Stored data entries:
- - - - -

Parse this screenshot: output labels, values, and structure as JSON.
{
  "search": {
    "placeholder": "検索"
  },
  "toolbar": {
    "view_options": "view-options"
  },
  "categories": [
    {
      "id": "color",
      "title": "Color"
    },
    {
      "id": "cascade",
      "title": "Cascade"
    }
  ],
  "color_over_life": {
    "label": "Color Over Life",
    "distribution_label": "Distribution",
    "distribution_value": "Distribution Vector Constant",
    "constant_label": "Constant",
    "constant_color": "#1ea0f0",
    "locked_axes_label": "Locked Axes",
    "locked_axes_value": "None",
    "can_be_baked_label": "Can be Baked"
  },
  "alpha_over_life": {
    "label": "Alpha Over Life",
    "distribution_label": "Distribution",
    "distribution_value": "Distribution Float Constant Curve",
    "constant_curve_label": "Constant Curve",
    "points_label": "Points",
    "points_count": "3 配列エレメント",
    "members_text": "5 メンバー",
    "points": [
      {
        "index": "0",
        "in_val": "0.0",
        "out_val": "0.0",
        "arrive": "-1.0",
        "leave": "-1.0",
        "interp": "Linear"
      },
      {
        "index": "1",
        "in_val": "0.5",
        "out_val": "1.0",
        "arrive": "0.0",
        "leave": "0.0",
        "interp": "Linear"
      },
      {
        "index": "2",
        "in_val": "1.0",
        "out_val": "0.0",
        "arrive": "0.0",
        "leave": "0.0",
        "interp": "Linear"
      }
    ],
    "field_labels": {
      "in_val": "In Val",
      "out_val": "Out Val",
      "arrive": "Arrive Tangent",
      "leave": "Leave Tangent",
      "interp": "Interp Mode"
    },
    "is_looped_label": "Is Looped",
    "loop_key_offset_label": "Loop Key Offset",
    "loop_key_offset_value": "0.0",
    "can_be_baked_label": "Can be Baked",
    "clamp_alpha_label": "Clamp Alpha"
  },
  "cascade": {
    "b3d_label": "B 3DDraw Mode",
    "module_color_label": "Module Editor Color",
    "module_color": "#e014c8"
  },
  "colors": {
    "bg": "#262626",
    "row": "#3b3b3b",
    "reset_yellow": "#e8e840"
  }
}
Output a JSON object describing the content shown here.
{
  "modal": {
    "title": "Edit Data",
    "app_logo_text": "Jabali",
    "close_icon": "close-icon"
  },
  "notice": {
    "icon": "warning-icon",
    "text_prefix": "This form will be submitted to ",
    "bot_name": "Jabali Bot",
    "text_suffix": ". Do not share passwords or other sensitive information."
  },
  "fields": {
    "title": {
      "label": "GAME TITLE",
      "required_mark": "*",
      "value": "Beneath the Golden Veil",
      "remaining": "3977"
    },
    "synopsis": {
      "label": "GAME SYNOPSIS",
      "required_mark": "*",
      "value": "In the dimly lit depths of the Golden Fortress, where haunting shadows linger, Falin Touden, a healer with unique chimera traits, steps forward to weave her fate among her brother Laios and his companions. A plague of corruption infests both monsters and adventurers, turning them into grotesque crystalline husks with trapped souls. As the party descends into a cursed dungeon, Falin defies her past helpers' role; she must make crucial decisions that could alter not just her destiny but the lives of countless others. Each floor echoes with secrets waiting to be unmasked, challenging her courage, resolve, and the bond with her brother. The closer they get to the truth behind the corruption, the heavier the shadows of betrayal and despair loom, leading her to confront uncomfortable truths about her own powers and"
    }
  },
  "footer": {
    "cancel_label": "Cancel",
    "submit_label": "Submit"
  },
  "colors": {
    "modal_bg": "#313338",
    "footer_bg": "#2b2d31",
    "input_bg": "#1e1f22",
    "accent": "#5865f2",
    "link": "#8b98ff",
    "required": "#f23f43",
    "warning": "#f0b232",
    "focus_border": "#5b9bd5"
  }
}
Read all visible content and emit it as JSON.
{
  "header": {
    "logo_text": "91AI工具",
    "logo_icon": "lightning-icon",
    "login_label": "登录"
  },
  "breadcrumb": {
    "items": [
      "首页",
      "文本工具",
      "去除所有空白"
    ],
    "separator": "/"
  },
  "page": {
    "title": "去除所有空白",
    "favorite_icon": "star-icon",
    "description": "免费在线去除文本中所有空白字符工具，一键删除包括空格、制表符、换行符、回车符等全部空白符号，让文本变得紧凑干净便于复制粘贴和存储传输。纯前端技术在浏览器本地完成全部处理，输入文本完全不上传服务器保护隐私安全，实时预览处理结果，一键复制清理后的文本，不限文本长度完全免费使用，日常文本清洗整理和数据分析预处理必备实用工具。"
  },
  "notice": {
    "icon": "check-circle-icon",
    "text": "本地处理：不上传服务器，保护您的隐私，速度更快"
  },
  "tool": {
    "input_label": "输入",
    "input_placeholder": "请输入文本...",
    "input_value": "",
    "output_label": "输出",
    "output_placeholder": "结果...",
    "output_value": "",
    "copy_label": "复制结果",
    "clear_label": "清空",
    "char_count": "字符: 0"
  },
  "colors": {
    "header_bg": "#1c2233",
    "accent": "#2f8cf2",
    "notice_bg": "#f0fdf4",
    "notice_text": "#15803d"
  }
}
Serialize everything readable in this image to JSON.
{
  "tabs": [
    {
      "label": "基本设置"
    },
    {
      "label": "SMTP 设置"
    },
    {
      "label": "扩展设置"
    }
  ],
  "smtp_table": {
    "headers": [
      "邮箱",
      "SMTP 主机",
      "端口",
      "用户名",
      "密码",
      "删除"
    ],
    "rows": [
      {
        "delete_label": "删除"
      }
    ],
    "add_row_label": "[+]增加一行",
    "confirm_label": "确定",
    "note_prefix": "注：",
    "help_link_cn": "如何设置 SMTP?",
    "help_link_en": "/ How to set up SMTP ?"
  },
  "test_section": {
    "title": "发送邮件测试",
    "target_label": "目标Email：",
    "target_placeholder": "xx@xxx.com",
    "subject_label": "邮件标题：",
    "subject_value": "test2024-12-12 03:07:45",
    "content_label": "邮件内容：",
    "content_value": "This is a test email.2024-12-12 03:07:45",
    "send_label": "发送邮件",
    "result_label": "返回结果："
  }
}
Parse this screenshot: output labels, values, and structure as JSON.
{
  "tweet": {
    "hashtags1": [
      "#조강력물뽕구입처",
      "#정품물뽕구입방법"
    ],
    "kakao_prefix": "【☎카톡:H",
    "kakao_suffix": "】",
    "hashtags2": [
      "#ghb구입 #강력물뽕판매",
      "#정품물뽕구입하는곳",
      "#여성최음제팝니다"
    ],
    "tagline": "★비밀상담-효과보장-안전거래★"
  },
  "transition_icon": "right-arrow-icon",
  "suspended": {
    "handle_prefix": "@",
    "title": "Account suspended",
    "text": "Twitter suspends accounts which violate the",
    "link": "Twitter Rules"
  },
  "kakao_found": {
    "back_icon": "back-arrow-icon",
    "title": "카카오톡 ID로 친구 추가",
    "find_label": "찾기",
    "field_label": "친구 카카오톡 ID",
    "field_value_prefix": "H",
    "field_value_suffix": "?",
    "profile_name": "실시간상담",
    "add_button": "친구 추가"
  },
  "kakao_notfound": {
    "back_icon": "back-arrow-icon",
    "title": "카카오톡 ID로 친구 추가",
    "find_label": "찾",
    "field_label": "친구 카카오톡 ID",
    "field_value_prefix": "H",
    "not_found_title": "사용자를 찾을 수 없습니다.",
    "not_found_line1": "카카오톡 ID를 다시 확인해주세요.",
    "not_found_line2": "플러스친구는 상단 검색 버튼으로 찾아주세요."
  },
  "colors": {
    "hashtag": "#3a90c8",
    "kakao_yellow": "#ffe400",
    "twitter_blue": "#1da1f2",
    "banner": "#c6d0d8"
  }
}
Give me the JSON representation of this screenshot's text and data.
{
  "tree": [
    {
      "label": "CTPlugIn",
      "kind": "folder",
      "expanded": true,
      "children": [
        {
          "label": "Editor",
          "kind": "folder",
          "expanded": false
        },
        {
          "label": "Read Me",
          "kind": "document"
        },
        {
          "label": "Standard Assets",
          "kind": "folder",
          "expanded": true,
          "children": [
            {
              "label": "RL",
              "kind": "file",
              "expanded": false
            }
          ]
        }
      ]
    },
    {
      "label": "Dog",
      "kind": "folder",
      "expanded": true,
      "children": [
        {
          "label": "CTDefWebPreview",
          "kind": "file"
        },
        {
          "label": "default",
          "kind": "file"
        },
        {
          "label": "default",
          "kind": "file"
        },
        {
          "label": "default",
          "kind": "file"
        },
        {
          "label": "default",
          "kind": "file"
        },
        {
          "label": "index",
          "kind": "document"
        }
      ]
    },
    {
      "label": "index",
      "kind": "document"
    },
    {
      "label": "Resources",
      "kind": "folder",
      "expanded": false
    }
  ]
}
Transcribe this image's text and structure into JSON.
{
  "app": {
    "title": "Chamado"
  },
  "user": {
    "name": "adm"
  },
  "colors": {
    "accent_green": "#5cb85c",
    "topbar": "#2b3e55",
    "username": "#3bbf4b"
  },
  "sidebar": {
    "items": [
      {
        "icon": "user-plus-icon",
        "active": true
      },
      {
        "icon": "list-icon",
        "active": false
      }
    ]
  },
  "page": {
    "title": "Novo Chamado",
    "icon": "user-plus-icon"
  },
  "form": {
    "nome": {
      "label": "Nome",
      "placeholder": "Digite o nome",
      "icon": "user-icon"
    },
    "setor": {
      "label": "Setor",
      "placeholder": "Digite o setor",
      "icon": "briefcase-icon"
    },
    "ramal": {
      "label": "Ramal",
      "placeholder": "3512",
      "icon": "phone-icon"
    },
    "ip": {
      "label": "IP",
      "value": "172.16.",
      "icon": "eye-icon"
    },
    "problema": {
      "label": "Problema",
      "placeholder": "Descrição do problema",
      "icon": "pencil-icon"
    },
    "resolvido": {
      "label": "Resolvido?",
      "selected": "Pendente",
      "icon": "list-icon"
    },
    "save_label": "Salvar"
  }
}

- - - - -

## The request
Identify the lines that hold the word "true". Copy every one of them.

## Output
      "expanded": true,
          "expanded": true,
      "expanded": true,
        "active": true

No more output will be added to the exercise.